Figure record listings
BEGIN

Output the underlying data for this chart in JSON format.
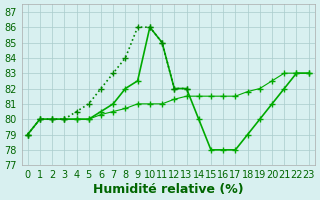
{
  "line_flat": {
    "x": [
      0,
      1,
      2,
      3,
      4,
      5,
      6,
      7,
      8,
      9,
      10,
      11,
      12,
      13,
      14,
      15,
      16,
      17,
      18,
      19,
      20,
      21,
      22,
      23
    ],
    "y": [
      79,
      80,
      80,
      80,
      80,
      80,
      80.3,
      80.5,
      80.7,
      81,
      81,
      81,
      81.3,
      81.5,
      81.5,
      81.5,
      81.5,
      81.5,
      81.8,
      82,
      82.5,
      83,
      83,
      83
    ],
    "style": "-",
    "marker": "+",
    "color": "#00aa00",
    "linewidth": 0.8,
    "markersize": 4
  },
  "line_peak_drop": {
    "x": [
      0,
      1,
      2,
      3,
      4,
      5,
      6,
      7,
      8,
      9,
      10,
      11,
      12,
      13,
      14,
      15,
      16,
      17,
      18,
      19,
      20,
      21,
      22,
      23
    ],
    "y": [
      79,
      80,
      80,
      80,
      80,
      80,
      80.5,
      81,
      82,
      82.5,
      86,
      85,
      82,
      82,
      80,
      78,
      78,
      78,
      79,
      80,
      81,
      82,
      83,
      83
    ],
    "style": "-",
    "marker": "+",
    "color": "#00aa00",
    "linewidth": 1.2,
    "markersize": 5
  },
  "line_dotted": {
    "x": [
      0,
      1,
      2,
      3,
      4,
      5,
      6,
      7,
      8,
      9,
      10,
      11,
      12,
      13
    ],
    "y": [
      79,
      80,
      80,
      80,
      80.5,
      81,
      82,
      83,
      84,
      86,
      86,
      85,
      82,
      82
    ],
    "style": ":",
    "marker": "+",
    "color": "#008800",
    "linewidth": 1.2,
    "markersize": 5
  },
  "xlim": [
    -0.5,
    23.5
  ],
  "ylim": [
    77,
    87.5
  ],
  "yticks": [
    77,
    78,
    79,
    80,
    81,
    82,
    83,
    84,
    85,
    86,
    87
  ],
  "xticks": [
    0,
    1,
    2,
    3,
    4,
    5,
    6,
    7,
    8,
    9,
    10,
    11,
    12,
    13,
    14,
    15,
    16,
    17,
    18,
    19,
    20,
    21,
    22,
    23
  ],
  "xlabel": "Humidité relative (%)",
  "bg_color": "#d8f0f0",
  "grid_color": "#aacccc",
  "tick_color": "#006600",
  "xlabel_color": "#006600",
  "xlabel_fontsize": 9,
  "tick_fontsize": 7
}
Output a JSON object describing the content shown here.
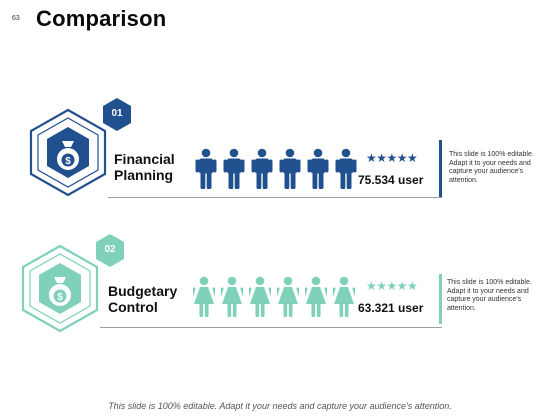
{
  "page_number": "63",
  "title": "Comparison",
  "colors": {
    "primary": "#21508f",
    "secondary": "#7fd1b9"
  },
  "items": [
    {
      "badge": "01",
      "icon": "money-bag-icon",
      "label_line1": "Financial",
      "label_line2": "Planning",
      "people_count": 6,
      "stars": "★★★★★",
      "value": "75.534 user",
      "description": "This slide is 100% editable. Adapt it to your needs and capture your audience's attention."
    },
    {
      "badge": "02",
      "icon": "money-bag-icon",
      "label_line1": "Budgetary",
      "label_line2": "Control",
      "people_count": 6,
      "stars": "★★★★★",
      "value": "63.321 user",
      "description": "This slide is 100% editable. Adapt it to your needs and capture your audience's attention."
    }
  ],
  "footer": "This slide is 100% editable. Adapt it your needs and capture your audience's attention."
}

END

◆ WHAT YOU ARE ASKED TO DO
Are you able to set down all the lines above exactly, without any pictures?

◆ ANSWER TO THE EXERCISE
Output the underlying data for this chart in JSON format.
{
  "line_flat": {
    "x": [
      0,
      1,
      2,
      3,
      4,
      5,
      6,
      7,
      8,
      9,
      10,
      11,
      12,
      13,
      14,
      15,
      16,
      17,
      18,
      19,
      20,
      21,
      22,
      23
    ],
    "y": [
      79,
      80,
      80,
      80,
      80,
      80,
      80.3,
      80.5,
      80.7,
      81,
      81,
      81,
      81.3,
      81.5,
      81.5,
      81.5,
      81.5,
      81.5,
      81.8,
      82,
      82.5,
      83,
      83,
      83
    ],
    "style": "-",
    "marker": "+",
    "color": "#00aa00",
    "linewidth": 0.8,
    "markersize": 4
  },
  "line_peak_drop": {
    "x": [
      0,
      1,
      2,
      3,
      4,
      5,
      6,
      7,
      8,
      9,
      10,
      11,
      12,
      13,
      14,
      15,
      16,
      17,
      18,
      19,
      20,
      21,
      22,
      23
    ],
    "y": [
      79,
      80,
      80,
      80,
      80,
      80,
      80.5,
      81,
      82,
      82.5,
      86,
      85,
      82,
      82,
      80,
      78,
      78,
      78,
      79,
      80,
      81,
      82,
      83,
      83
    ],
    "style": "-",
    "marker": "+",
    "color": "#00aa00",
    "linewidth": 1.2,
    "markersize": 5
  },
  "line_dotted": {
    "x": [
      0,
      1,
      2,
      3,
      4,
      5,
      6,
      7,
      8,
      9,
      10,
      11,
      12,
      13
    ],
    "y": [
      79,
      80,
      80,
      80,
      80.5,
      81,
      82,
      83,
      84,
      86,
      86,
      85,
      82,
      82
    ],
    "style": ":",
    "marker": "+",
    "color": "#008800",
    "linewidth": 1.2,
    "markersize": 5
  },
  "xlim": [
    -0.5,
    23.5
  ],
  "ylim": [
    77,
    87.5
  ],
  "yticks": [
    77,
    78,
    79,
    80,
    81,
    82,
    83,
    84,
    85,
    86,
    87
  ],
  "xticks": [
    0,
    1,
    2,
    3,
    4,
    5,
    6,
    7,
    8,
    9,
    10,
    11,
    12,
    13,
    14,
    15,
    16,
    17,
    18,
    19,
    20,
    21,
    22,
    23
  ],
  "xlabel": "Humidité relative (%)",
  "bg_color": "#d8f0f0",
  "grid_color": "#aacccc",
  "tick_color": "#006600",
  "xlabel_color": "#006600",
  "xlabel_fontsize": 9,
  "tick_fontsize": 7
}
Output a JSON object describing the content shown here.
{
  "page_number": "63",
  "title": "Comparison",
  "colors": {
    "primary": "#21508f",
    "secondary": "#7fd1b9"
  },
  "items": [
    {
      "badge": "01",
      "icon": "money-bag-icon",
      "label_line1": "Financial",
      "label_line2": "Planning",
      "people_count": 6,
      "stars": "★★★★★",
      "value": "75.534 user",
      "description": "This slide is 100% editable. Adapt it to your needs and capture your audience's attention."
    },
    {
      "badge": "02",
      "icon": "money-bag-icon",
      "label_line1": "Budgetary",
      "label_line2": "Control",
      "people_count": 6,
      "stars": "★★★★★",
      "value": "63.321 user",
      "description": "This slide is 100% editable. Adapt it to your needs and capture your audience's attention."
    }
  ],
  "footer": "This slide is 100% editable. Adapt it your needs and capture your audience's attention."
}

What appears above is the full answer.